### What is being asked
Repeat, line for line, the entries printed below.

####

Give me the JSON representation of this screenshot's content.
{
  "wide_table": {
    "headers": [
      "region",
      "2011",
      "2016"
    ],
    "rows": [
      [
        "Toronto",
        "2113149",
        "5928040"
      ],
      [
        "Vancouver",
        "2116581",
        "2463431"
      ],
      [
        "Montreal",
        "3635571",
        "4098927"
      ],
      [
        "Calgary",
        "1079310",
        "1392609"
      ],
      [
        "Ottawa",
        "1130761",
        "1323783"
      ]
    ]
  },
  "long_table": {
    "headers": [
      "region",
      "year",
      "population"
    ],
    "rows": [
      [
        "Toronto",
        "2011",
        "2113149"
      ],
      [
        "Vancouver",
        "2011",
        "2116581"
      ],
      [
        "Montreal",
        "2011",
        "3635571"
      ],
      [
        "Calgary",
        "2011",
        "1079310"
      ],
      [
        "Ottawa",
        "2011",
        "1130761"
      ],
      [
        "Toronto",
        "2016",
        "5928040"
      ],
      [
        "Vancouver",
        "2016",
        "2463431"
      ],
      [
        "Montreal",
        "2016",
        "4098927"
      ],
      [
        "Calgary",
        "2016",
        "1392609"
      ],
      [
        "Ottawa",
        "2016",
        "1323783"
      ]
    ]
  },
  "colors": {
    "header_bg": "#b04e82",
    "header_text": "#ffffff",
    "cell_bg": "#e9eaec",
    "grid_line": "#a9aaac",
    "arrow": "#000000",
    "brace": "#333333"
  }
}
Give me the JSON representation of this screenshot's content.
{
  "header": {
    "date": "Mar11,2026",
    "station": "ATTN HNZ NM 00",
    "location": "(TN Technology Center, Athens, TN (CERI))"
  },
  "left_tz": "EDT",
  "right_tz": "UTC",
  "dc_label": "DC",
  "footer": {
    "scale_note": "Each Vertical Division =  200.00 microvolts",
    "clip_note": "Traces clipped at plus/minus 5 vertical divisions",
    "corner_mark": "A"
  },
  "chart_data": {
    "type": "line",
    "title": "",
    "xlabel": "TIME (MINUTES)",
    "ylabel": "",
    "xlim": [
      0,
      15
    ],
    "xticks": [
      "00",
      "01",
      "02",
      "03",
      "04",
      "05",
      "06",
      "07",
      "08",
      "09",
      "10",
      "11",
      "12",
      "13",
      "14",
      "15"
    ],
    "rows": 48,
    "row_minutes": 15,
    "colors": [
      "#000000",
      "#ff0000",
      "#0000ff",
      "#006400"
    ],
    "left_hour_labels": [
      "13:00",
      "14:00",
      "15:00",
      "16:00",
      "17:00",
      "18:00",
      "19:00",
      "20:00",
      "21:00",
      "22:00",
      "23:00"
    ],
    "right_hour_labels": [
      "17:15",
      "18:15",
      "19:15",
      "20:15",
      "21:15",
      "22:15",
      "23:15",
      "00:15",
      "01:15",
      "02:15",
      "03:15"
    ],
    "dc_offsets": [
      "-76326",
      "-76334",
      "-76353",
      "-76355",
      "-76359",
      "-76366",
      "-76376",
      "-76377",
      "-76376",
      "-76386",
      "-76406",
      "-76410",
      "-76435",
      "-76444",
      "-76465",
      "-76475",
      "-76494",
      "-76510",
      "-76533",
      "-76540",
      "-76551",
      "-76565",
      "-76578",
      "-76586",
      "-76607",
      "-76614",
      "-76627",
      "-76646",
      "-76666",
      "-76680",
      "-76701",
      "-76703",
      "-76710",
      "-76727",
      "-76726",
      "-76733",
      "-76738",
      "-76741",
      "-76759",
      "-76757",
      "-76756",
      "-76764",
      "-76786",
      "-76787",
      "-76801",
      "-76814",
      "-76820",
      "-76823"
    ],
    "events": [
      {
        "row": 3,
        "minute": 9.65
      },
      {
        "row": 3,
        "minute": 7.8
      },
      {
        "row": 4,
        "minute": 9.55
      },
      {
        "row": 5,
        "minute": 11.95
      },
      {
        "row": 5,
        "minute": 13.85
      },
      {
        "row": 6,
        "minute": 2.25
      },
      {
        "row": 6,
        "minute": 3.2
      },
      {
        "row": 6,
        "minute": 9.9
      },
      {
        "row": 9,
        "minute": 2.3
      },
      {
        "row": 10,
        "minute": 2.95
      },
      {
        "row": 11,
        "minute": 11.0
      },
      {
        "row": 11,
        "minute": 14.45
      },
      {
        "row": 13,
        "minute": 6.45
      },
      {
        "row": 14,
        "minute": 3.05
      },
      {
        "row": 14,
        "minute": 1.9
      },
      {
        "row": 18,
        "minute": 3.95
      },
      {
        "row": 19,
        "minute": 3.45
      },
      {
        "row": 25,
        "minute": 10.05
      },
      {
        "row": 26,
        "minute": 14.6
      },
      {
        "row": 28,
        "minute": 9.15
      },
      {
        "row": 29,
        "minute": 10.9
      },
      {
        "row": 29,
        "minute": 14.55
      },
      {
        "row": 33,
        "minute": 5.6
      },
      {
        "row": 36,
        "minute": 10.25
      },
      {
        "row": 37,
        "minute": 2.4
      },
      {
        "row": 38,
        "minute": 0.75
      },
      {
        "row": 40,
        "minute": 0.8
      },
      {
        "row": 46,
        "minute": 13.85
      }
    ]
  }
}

####

### Result
Give me the JSON representation of this screenshot's content.
{
  "wide_table": {
    "headers": [
      "region",
      "2011",
      "2016"
    ],
    "rows": [
      [
        "Toronto",
        "2113149",
        "5928040"
      ],
      [
        "Vancouver",
        "2116581",
        "2463431"
      ],
      [
        "Montreal",
        "3635571",
        "4098927"
      ],
      [
        "Calgary",
        "1079310",
        "1392609"
      ],
      [
        "Ottawa",
        "1130761",
        "1323783"
      ]
    ]
  },
  "long_table": {
    "headers": [
      "region",
      "year",
      "population"
    ],
    "rows": [
      [
        "Toronto",
        "2011",
        "2113149"
      ],
      [
        "Vancouver",
        "2011",
        "2116581"
      ],
      [
        "Montreal",
        "2011",
        "3635571"
      ],
      [
        "Calgary",
        "2011",
        "1079310"
      ],
      [
        "Ottawa",
        "2011",
        "1130761"
      ],
      [
        "Toronto",
        "2016",
        "5928040"
      ],
      [
        "Vancouver",
        "2016",
        "2463431"
      ],
      [
        "Montreal",
        "2016",
        "4098927"
      ],
      [
        "Calgary",
        "2016",
        "1392609"
      ],
      [
        "Ottawa",
        "2016",
        "1323783"
      ]
    ]
  },
  "colors": {
    "header_bg": "#b04e82",
    "header_text": "#ffffff",
    "cell_bg": "#e9eaec",
    "grid_line": "#a9aaac",
    "arrow": "#000000",
    "brace": "#333333"
  }
}
Give me the JSON representation of this screenshot's content.
{
  "header": {
    "date": "Mar11,2026",
    "station": "ATTN HNZ NM 00",
    "location": "(TN Technology Center, Athens, TN (CERI))"
  },
  "left_tz": "EDT",
  "right_tz": "UTC",
  "dc_label": "DC",
  "footer": {
    "scale_note": "Each Vertical Division =  200.00 microvolts",
    "clip_note": "Traces clipped at plus/minus 5 vertical divisions",
    "corner_mark": "A"
  },
  "chart_data": {
    "type": "line",
    "title": "",
    "xlabel": "TIME (MINUTES)",
    "ylabel": "",
    "xlim": [
      0,
      15
    ],
    "xticks": [
      "00",
      "01",
      "02",
      "03",
      "04",
      "05",
      "06",
      "07",
      "08",
      "09",
      "10",
      "11",
      "12",
      "13",
      "14",
      "15"
    ],
    "rows": 48,
    "row_minutes": 15,
    "colors": [
      "#000000",
      "#ff0000",
      "#0000ff",
      "#006400"
    ],
    "left_hour_labels": [
      "13:00",
      "14:00",
      "15:00",
      "16:00",
      "17:00",
      "18:00",
      "19:00",
      "20:00",
      "21:00",
      "22:00",
      "23:00"
    ],
    "right_hour_labels": [
      "17:15",
      "18:15",
      "19:15",
      "20:15",
      "21:15",
      "22:15",
      "23:15",
      "00:15",
      "01:15",
      "02:15",
      "03:15"
    ],
    "dc_offsets": [
      "-76326",
      "-76334",
      "-76353",
      "-76355",
      "-76359",
      "-76366",
      "-76376",
      "-76377",
      "-76376",
      "-76386",
      "-76406",
      "-76410",
      "-76435",
      "-76444",
      "-76465",
      "-76475",
      "-76494",
      "-76510",
      "-76533",
      "-76540",
      "-76551",
      "-76565",
      "-76578",
      "-76586",
      "-76607",
      "-76614",
      "-76627",
      "-76646",
      "-76666",
      "-76680",
      "-76701",
      "-76703",
      "-76710",
      "-76727",
      "-76726",
      "-76733",
      "-76738",
      "-76741",
      "-76759",
      "-76757",
      "-76756",
      "-76764",
      "-76786",
      "-76787",
      "-76801",
      "-76814",
      "-76820",
      "-76823"
    ],
    "events": [
      {
        "row": 3,
        "minute": 9.65
      },
      {
        "row": 3,
        "minute": 7.8
      },
      {
        "row": 4,
        "minute": 9.55
      },
      {
        "row": 5,
        "minute": 11.95
      },
      {
        "row": 5,
        "minute": 13.85
      },
      {
        "row": 6,
        "minute": 2.25
      },
      {
        "row": 6,
        "minute": 3.2
      },
      {
        "row": 6,
        "minute": 9.9
      },
      {
        "row": 9,
        "minute": 2.3
      },
      {
        "row": 10,
        "minute": 2.95
      },
      {
        "row": 11,
        "minute": 11.0
      },
      {
        "row": 11,
        "minute": 14.45
      },
      {
        "row": 13,
        "minute": 6.45
      },
      {
        "row": 14,
        "minute": 3.05
      },
      {
        "row": 14,
        "minute": 1.9
      },
      {
        "row": 18,
        "minute": 3.95
      },
      {
        "row": 19,
        "minute": 3.45
      },
      {
        "row": 25,
        "minute": 10.05
      },
      {
        "row": 26,
        "minute": 14.6
      },
      {
        "row": 28,
        "minute": 9.15
      },
      {
        "row": 29,
        "minute": 10.9
      },
      {
        "row": 29,
        "minute": 14.55
      },
      {
        "row": 33,
        "minute": 5.6
      },
      {
        "row": 36,
        "minute": 10.25
      },
      {
        "row": 37,
        "minute": 2.4
      },
      {
        "row": 38,
        "minute": 0.75
      },
      {
        "row": 40,
        "minute": 0.8
      },
      {
        "row": 46,
        "minute": 13.85
      }
    ]
  }
}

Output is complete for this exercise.